» What is being asked: Set down, without alteration, the lines from the one that contains "Type out the text in this image." through the final line of the material below.

[Stored entries]
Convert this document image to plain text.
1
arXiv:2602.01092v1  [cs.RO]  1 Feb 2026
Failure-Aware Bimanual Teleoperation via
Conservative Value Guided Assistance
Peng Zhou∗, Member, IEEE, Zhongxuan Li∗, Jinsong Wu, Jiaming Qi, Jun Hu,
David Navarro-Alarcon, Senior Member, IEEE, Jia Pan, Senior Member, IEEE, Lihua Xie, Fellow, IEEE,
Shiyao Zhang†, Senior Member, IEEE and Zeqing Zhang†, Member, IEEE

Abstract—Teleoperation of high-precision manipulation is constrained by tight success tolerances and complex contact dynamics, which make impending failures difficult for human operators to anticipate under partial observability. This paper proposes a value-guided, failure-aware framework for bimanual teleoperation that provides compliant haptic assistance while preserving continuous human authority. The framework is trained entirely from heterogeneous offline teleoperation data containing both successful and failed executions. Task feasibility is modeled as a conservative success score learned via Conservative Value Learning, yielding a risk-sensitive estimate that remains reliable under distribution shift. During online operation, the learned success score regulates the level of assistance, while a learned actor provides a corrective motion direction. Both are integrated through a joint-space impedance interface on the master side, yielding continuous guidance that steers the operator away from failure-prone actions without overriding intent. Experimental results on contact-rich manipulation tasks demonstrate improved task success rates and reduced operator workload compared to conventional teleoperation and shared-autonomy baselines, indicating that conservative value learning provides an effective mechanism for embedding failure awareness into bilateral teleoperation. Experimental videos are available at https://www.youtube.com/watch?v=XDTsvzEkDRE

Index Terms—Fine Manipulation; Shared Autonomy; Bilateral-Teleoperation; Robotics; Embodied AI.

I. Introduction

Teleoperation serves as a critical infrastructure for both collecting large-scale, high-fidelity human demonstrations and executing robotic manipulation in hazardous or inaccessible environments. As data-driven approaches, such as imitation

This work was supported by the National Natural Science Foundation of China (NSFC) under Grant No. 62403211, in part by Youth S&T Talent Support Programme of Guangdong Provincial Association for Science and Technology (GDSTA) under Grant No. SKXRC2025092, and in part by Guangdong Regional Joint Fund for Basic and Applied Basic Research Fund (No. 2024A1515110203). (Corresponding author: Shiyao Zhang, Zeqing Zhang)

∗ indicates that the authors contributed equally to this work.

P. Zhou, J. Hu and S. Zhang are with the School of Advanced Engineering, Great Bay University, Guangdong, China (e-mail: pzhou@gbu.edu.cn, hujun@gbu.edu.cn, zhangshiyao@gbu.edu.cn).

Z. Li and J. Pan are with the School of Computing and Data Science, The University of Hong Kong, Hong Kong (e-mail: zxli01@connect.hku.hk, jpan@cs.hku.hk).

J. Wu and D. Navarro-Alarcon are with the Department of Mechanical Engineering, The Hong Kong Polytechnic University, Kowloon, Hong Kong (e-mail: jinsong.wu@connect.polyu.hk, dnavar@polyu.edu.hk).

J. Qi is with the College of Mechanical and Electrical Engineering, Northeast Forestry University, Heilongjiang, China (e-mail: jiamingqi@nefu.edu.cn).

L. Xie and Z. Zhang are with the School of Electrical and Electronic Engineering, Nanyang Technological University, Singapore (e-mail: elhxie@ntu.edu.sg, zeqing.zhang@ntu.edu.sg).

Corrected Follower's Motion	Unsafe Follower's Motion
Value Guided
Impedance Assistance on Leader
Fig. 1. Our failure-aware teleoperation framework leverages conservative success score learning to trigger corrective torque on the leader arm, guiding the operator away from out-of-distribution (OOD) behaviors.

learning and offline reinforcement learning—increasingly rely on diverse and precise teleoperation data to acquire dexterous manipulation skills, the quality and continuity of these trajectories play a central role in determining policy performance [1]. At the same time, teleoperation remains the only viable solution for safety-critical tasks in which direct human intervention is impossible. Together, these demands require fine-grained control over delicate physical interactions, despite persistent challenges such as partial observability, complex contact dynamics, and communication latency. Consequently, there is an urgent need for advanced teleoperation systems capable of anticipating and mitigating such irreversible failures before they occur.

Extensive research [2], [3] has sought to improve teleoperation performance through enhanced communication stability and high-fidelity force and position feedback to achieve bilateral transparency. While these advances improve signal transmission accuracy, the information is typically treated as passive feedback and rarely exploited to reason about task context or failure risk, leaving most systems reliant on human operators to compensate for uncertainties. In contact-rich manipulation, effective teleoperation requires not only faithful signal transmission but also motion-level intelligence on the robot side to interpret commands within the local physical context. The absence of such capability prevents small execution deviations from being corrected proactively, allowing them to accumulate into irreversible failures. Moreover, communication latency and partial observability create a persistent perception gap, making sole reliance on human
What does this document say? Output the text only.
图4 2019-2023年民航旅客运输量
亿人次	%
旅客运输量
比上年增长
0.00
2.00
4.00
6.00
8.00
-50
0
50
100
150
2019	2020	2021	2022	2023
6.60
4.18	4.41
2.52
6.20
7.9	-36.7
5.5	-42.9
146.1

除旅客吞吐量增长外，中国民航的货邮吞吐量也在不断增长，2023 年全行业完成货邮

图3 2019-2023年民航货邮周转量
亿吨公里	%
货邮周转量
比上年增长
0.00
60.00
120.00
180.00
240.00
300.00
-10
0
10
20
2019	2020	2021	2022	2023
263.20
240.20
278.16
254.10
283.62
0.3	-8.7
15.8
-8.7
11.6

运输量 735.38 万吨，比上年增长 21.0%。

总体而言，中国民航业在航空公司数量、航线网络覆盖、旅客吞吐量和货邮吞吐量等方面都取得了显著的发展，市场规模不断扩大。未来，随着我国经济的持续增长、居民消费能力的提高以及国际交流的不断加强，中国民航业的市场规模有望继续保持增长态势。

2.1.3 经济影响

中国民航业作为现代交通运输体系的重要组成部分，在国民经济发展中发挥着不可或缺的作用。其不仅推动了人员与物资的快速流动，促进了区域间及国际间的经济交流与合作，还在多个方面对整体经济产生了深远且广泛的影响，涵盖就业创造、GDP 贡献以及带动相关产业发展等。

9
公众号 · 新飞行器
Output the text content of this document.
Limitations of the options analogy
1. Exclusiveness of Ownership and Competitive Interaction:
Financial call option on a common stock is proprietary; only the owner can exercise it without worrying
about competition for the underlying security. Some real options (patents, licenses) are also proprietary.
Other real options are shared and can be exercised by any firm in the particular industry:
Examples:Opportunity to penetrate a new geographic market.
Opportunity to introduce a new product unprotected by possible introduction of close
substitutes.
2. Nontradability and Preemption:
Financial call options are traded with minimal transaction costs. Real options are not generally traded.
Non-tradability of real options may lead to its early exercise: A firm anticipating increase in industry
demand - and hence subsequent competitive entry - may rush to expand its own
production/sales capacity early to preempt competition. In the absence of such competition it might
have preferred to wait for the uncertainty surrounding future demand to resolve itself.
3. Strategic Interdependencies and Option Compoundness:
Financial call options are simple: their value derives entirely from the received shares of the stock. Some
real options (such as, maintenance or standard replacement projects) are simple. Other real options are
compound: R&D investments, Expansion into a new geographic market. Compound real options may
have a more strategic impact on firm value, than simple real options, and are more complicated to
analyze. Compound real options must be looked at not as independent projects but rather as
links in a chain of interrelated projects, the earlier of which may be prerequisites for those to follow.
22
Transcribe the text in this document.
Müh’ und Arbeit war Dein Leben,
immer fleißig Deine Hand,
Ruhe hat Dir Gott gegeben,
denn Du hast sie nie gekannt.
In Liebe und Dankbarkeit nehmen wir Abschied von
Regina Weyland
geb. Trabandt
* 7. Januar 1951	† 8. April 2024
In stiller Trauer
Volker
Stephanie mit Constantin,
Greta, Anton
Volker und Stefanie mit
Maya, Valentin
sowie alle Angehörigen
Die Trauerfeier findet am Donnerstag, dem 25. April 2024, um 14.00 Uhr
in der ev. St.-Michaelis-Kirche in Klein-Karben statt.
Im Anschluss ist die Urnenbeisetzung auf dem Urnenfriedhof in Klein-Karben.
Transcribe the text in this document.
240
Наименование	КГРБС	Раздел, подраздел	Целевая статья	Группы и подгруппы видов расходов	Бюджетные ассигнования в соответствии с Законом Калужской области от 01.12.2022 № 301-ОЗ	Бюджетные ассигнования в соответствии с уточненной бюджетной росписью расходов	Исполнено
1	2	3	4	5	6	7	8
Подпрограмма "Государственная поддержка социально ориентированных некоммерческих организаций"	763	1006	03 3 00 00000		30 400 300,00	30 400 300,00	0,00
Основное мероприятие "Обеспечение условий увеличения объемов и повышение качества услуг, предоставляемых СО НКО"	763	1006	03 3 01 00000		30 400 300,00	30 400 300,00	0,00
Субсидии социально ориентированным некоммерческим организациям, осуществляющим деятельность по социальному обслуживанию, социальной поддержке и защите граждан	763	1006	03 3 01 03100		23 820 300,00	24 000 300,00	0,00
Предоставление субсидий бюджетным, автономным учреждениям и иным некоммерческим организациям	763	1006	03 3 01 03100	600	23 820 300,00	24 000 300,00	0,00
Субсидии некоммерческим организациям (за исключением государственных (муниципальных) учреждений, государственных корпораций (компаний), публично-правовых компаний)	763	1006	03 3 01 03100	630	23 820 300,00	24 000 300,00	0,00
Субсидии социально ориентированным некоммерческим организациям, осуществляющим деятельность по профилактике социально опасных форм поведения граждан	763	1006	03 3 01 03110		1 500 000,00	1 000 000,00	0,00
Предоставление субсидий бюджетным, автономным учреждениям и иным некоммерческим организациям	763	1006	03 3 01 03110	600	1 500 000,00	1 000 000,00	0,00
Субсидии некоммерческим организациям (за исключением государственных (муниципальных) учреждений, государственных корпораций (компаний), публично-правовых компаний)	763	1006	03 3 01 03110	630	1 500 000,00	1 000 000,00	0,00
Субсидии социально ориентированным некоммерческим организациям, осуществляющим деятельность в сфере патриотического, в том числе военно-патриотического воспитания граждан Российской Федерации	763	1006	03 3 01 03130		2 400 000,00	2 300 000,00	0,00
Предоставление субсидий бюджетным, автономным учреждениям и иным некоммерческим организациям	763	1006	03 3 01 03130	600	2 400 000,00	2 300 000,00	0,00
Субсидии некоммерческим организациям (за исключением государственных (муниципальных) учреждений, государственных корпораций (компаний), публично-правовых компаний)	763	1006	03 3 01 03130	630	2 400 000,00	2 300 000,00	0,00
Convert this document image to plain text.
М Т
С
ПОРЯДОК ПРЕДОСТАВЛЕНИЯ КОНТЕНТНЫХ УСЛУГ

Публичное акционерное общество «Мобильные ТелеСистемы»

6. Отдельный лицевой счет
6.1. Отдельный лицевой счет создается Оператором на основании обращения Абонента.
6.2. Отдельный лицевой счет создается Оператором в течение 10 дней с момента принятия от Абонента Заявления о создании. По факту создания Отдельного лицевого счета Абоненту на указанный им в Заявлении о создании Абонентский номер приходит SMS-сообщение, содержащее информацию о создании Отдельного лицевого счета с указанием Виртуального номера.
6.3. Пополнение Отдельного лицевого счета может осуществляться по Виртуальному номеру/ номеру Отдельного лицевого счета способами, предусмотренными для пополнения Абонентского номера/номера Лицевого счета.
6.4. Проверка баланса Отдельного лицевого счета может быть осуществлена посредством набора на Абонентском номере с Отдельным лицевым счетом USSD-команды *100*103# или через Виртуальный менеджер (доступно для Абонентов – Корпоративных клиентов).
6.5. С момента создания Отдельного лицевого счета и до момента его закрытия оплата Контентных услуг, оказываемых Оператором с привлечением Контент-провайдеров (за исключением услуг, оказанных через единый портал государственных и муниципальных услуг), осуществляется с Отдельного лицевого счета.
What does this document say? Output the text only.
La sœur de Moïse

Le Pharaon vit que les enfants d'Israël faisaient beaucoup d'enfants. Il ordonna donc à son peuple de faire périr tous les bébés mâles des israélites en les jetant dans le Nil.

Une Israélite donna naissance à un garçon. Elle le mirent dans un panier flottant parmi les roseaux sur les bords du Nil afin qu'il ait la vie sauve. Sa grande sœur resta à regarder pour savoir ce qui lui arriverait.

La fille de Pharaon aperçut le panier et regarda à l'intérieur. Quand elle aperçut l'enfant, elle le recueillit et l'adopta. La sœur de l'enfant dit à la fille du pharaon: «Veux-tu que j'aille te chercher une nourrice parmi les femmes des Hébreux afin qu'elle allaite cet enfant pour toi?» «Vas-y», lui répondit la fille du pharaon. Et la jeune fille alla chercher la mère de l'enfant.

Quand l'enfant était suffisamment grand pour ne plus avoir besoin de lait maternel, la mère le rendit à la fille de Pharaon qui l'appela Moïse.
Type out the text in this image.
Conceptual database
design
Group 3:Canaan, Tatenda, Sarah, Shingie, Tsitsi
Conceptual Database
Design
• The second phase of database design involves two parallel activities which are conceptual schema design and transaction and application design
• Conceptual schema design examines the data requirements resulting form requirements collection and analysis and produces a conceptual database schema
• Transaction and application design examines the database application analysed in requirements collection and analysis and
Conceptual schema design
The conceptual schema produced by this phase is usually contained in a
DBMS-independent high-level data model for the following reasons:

» Task output:
Type out the text in this image.
Conceptual database
design
Group 3:Canaan, Tatenda, Sarah, Shingie, Tsitsi
Conceptual Database
Design
• The second phase of database design involves two parallel activities which are conceptual schema design and transaction and application design
• Conceptual schema design examines the data requirements resulting form requirements collection and analysis and produces a conceptual database schema
• Transaction and application design examines the database application analysed in requirements collection and analysis and
Conceptual schema design
The conceptual schema produced by this phase is usually contained in a
DBMS-independent high-level data model for the following reasons:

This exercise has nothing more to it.